*** Opening EXTRACTED TEXT ***
In that instance there were a couple of amazing pieces but they lost their impact because they were surrounded by so many pieces that weren’t.
You’ve done film and TV, but you’ve also composed for video games. Is there a massive difference?
There kind of is and there kind of isn’t. Sometimes you’re dealing with large amounts of money, so you’ve got orchestras and things and sometimes it’s just you in your bedroom with a kazoo or something. But I think if you approach something and think, “What is going to work best for this project?” then they are all quite similar in a way.
It boils more down to the project and how you approach it rather than the medium. Like with LittleBigPlanet . The game is this beautiful mad, artistic mishmash of textures and colours and ideas and with the music on that we tried to do that as well. We stuck together old synth and orchestral bits and old strings, and made a weird sort of sound landscape. Whereas if you do something like Upstairs Downstairs , somebody whistling over some drumbeats is not really going to work on that. You’re dealing with something that is much more of a period piece so you’re gonna go a bit more traditional because the show is traditional. I’m always trying to push things forward in terms of what music is doing on a show, but sometimes there’s no point doing that for the sake of it if the show doesn’t want it.
*** Closing EXTRACTED TEXT ***
▸ **PROBLEMS TO SOLVE**
• a. Please copy word for word a passage from the interview, beginning at the words "In that instance" and stopping after the words "similar in a way.".
• b. In the interview, what three things is LittleBigPlanet described as a mishmash of?
• c. Continue the composer interview, picking up right after its final sentence.
The records are separate material with no connection to the interview.
*** Opening DATA TO EXAMINE ***
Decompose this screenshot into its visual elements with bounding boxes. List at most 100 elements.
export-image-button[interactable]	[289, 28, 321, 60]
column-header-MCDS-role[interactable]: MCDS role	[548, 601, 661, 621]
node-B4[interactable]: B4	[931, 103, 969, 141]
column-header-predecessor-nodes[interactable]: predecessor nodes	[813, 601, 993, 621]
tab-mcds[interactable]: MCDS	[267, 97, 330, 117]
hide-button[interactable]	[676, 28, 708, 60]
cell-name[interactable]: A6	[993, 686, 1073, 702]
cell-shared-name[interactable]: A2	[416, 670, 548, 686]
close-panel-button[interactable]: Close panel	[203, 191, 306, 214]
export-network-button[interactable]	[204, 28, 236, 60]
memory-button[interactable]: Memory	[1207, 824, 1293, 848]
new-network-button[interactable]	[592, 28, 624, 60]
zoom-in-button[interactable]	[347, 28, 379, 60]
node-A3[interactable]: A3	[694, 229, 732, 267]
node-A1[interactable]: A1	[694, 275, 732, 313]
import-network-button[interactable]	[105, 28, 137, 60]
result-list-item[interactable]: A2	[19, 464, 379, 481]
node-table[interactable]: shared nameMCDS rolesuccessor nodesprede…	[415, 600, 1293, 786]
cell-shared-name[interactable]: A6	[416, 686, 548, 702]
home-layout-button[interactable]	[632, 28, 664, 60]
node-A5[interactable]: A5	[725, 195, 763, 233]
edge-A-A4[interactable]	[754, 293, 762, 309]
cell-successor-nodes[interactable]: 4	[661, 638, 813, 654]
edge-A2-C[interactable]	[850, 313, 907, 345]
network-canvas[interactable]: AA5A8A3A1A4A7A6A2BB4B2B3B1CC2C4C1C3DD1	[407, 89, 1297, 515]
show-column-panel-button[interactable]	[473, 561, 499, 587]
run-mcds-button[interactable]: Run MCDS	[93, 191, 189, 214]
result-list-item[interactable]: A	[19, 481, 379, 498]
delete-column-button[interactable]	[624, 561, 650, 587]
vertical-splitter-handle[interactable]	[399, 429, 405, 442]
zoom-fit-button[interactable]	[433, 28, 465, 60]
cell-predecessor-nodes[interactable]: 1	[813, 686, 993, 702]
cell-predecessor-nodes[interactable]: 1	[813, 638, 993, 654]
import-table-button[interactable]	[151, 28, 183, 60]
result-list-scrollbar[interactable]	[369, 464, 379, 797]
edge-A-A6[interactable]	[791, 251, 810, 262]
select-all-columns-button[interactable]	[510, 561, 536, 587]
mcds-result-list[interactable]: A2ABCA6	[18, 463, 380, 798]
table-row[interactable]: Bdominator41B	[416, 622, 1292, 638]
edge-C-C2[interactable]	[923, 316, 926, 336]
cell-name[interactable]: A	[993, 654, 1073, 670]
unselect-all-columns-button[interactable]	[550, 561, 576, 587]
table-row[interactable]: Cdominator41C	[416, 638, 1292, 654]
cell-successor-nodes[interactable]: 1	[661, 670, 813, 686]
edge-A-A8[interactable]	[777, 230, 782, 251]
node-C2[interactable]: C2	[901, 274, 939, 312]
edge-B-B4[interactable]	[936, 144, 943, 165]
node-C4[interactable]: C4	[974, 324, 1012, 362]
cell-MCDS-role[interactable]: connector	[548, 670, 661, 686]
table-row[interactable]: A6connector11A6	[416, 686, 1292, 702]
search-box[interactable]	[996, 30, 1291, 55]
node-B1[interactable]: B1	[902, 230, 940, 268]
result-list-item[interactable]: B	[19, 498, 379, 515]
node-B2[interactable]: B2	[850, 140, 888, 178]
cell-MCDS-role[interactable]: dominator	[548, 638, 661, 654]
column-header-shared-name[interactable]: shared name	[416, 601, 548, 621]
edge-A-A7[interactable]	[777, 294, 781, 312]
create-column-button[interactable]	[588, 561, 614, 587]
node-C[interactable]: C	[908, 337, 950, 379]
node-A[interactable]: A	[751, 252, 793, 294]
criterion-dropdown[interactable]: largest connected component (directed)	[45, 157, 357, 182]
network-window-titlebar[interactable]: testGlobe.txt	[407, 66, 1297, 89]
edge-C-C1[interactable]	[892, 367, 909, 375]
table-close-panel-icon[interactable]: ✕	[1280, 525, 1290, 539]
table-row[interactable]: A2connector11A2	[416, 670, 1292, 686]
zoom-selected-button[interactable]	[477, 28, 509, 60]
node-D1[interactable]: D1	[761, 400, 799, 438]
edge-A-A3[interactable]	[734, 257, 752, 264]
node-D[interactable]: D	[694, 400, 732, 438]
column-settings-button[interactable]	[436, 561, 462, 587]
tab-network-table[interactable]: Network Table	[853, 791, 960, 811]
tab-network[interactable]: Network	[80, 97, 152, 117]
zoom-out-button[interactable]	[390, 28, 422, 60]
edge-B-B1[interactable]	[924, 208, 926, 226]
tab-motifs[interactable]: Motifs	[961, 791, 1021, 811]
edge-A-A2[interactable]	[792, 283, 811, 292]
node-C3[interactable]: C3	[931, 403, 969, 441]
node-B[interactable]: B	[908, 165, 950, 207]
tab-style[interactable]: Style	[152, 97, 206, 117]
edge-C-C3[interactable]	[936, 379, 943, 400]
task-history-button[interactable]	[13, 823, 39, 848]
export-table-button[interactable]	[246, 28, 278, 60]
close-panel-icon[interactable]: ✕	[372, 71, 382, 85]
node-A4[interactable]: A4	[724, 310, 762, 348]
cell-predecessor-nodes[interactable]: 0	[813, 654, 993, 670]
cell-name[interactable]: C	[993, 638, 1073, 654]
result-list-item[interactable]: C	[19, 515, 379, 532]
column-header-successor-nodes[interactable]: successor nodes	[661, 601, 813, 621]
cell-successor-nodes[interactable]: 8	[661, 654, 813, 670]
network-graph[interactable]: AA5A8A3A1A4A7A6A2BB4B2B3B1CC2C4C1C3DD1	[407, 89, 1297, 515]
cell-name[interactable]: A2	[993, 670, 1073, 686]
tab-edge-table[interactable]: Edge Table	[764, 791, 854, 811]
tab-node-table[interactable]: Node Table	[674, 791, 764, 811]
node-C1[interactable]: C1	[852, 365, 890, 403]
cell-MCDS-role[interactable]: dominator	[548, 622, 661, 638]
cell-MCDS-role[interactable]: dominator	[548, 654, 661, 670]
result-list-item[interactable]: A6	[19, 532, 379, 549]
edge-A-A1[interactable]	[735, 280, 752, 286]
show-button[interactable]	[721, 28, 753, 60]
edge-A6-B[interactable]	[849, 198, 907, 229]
*** Closing DATA TO EXAMINE ***
▸ **ANSWERS BY TASK**
• a.
In that instance there were a couple of amazing pieces but they lost their impact because they were surrounded by so many pieces that weren’t.
You’ve done film and TV, but you’ve also composed for video games. Is there a massive difference?
There kind of is and there kind of isn’t. Sometimes you’re dealing with large amounts of money, so you’ve got orchestras and things and sometimes it’s just you in your bedroom with a kazoo or something. But I think if you approach something and think, “What is going to work best for this project?” then they are all quite similar in a way.

• b. textures, colours, ideas

• c.
You also worked on the supernatural horror movie The Awakening last year. Presumably no marxophones for that at one?
The director of that is a guy call Nick Murphy who is a fantastic, fantastic director and I’ve worked with him on a number of things. We’ve got a very good relationship. That is kind of how you write the best music, when someone really trusts you. We went through all kind of ideas for that. We did a lot of stuff with high pitched recorders. We got a big choir in – The Crouch End Festival Chrous. They do the, “Aaaahhh,” bits.
That was a big number. I went to Abbey Road to record it with a huge orchestra because the film needed that kind of weight. I really liked working on that film. I thought Nick did a great job and I’m just about to do his new film called Blood which has got Paul Bettany and Mark Strong in it.
What’s that about?
Sort of about these two brother who are policemen, and they’re up North and there is a murder. I don’t want to say too much. I make a cameo as a drunken guitarist. I don’t know if that’s going to end up on the cutting room floor or not.
What about that old theory that if you notice the music, it’s not doing its job properly?
I don’t buy into that, “You don’t notice a good score” stuff. Like with actors, where with some films you want somebody who is in your face. To me a really good score is: if you hear it away from the show, does it make you think of the show? And if it does, that’s a good score.
Never thought of it like that.
Even if it’s just a weird atonal score – not necessarily something you can hum – if it makes you think of what it’s from, it’s good.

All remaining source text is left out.